** Start of Dataset **

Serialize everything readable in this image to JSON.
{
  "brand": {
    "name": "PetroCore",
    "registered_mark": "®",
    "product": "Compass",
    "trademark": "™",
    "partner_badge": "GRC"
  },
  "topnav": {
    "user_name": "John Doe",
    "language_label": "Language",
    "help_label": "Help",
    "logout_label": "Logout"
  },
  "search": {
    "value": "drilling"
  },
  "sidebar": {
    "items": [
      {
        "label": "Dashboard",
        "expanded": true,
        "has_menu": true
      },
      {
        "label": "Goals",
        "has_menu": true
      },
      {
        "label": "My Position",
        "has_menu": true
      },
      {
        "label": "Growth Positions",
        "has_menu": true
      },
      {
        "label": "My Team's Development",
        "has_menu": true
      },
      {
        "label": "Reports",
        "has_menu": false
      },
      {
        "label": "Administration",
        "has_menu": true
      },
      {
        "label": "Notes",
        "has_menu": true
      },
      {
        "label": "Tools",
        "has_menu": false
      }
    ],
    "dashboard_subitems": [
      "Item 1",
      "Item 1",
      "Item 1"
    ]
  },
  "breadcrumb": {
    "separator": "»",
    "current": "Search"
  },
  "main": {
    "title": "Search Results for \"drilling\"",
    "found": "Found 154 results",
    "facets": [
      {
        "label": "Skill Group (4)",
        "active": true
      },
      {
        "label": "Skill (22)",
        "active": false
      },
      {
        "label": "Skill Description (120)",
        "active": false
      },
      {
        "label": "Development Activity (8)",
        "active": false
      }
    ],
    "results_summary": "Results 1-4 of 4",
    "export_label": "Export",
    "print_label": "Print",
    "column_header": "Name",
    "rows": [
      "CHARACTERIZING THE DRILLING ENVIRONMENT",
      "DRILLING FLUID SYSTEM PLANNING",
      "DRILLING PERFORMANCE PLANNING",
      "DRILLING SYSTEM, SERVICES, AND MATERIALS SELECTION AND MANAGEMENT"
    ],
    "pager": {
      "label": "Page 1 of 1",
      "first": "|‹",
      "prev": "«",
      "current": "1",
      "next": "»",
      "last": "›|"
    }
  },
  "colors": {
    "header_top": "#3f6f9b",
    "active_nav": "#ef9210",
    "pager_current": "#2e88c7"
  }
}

** End of Dataset **

#### Direction
Take the entries and copy them out exactly.

#### Reply
Serialize everything readable in this image to JSON.
{
  "brand": {
    "name": "PetroCore",
    "registered_mark": "®",
    "product": "Compass",
    "trademark": "™",
    "partner_badge": "GRC"
  },
  "topnav": {
    "user_name": "John Doe",
    "language_label": "Language",
    "help_label": "Help",
    "logout_label": "Logout"
  },
  "search": {
    "value": "drilling"
  },
  "sidebar": {
    "items": [
      {
        "label": "Dashboard",
        "expanded": true,
        "has_menu": true
      },
      {
        "label": "Goals",
        "has_menu": true
      },
      {
        "label": "My Position",
        "has_menu": true
      },
      {
        "label": "Growth Positions",
        "has_menu": true
      },
      {
        "label": "My Team's Development",
        "has_menu": true
      },
      {
        "label": "Reports",
        "has_menu": false
      },
      {
        "label": "Administration",
        "has_menu": true
      },
      {
        "label": "Notes",
        "has_menu": true
      },
      {
        "label": "Tools",
        "has_menu": false
      }
    ],
    "dashboard_subitems": [
      "Item 1",
      "Item 1",
      "Item 1"
    ]
  },
  "breadcrumb": {
    "separator": "»",
    "current": "Search"
  },
  "main": {
    "title": "Search Results for \"drilling\"",
    "found": "Found 154 results",
    "facets": [
      {
        "label": "Skill Group (4)",
        "active": true
      },
      {
        "label": "Skill (22)",
        "active": false
      },
      {
        "label": "Skill Description (120)",
        "active": false
      },
      {
        "label": "Development Activity (8)",
        "active": false
      }
    ],
    "results_summary": "Results 1-4 of 4",
    "export_label": "Export",
    "print_label": "Print",
    "column_header": "Name",
    "rows": [
      "CHARACTERIZING THE DRILLING ENVIRONMENT",
      "DRILLING FLUID SYSTEM PLANNING",
      "DRILLING PERFORMANCE PLANNING",
      "DRILLING SYSTEM, SERVICES, AND MATERIALS SELECTION AND MANAGEMENT"
    ],
    "pager": {
      "label": "Page 1 of 1",
      "first": "|‹",
      "prev": "«",
      "current": "1",
      "next": "»",
      "last": "›|"
    }
  },
  "colors": {
    "header_top": "#3f6f9b",
    "active_nav": "#ef9210",
    "pager_current": "#2e88c7"
  }
}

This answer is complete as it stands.